--- Source document ---
# # # # # # #
I am am so heartborken at this moment. People said help others to heal so here I am. This message is especially for you. Believe it or not, I've been here not too long ago. I did the planning, the travel and he just met me at the hotel. I loved him so much. He also felt nothing, gave so many excuses. Did not apologise like your guy when he said OK for you going home. You would thimk he would say "no babe stay I'm here'. But no there is none of that. I could say you are young , he is young but I dont know. I am 51 so there is that. We love them, we ignore the red flags because they say everything we want to hear
I'm sorry I want to say he has feelings and maybe he does but just not enough. My friends say I deserve more and I know I do but that does not stop me from dropping my boundaries for him. But I have learnt I will never drop my boundaries again. Funny enough it has been 45 days exactly no contact and tonight I almost sent him a message until I saw your message. I do deserve more and I miss him but I think I miss the attention and how I felt with him. Don't do this to yourself. You are killing yourself slowly. He blocked me by the way when I called him out on his shitty behaviour. Dont block him, I find it cruel but that's is me... but if you dont block him be stong enough to not communicate. He does not want you and you can find someone who would do that travel for you. Saying that, I still miss him and would travel for him today still but he doesn't deserve me and never will I need to move on and so must you.

timeooooout · 23/02/2024 23:24

YANBU

tiredmama23 · 23/02/2024 23:25

Also I echo some of the pp's comments about not getting on the train without some communication in advance regarding the plan, where to meet, are we going for food/drinks or just straight to bed? Etc. That discussion would have taken place for me way before I even got on the train. Otherwise I'd not have got on the train.

Moonlightandroses44 · 23/02/2024 23:29

tiredmama23 · 23/02/2024 23:23

It feels like you have a mindset that sex is primarily for the males benefit and that is why you got your back up.

Tbh I'm getting that impression from many of the replies - all this talk of "servicing him". If I were on my way to spend a weekend with a man I presumably fancied the arse off (otherwise why would I be shagging him), then I'd be of the mindset that the sex was mutually beneficial and therefore I was travelling all that way for my enjoyment as much as for his. But we're all different I guess.

I used that term given the context of what his message implied. Jumping straight off the train after a long journey and into his bed. Where he is there waiting after his gym session.

it is not indicative of my views on sex generally, or that it’s only for men’s pleasure.
# # # # # # #
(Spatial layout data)
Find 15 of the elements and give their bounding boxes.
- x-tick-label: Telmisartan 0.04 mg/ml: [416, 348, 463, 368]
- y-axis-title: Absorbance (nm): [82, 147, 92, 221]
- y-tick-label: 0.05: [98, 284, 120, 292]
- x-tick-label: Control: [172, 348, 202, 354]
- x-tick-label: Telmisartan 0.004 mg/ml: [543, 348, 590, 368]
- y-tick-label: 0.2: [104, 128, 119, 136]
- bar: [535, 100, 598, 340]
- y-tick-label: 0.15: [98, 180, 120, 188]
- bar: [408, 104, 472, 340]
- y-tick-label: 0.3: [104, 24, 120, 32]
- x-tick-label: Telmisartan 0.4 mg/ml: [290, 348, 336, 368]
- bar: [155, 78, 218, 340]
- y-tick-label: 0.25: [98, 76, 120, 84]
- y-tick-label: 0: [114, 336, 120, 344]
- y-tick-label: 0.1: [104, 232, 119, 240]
# # # # # # #
--- The request ---
Could you resume the forum thread above about traveling to meet a partner, starting after its last post?

--- Task answer ---
OP posts:
nadine90 · 23/02/2024 23:30

I’m 100% with you op! There is no-one I would choose to spend my free time with that I wouldn’t show the common courtesy of meeting them somewhere convenient. If a friend/lover/minor acquaintance were travelling to see me, I would be there to meet them at the station! We would both know where we were meeting, and I damn sure would not be at the gym or anywhere else at their eta. He doesn’t care about you. Don’t waste another ounce of your time, effort or company on this self centred twit xxx

Moonlightandroses44 · 23/02/2024 23:31

Anniepannie1972 · 23/02/2024 23:24

I am am so heartborken at this moment. People said help others to heal so here I am. This message is especially for you. Believe it or not, I've been here not too long ago. I did the planning, the travel and he just met me at the hotel. I loved him so much. He also felt nothing, gave so many excuses. Did not apologise like your guy when he said OK for you going home. You would thimk he would say "no babe stay I'm here'. But no there is none of that. I could say you are young , he is young but I dont know. I am 51 so there is that. We love them, we ignore the red flags because they say everything we want to hear
I'm sorry I want to say he has feelings and maybe he does but just not enough. My friends say I deserve more and I know I do but that does not stop me from dropping my boundaries for him. But I have learnt I will never drop my boundaries again. Funny enough it has been 45 days exactly no contact and tonight I almost sent him a message until I saw your message. I do deserve more and I miss him but I think I miss the attention and how I felt with him. Don't do this to yourself. You are killing yourself slowly. He blocked me by the way when I called him out on his shitty behaviour. Dont block him, I find it cruel but that's is me... but if you dont block him be stong enough to not communicate. He does not want you and you can find someone who would do that travel for you. Saying that, I still miss him and would travel for him today still but he doesn't deserve me and never will I need to move on and so must you.

Oh god please don’t message your guy as a result of this thread!

I’m sorry you’re so hurt but I’m honestly not this emotionally invested. I’m annoyed at myself more than anything for ignoring my instincts.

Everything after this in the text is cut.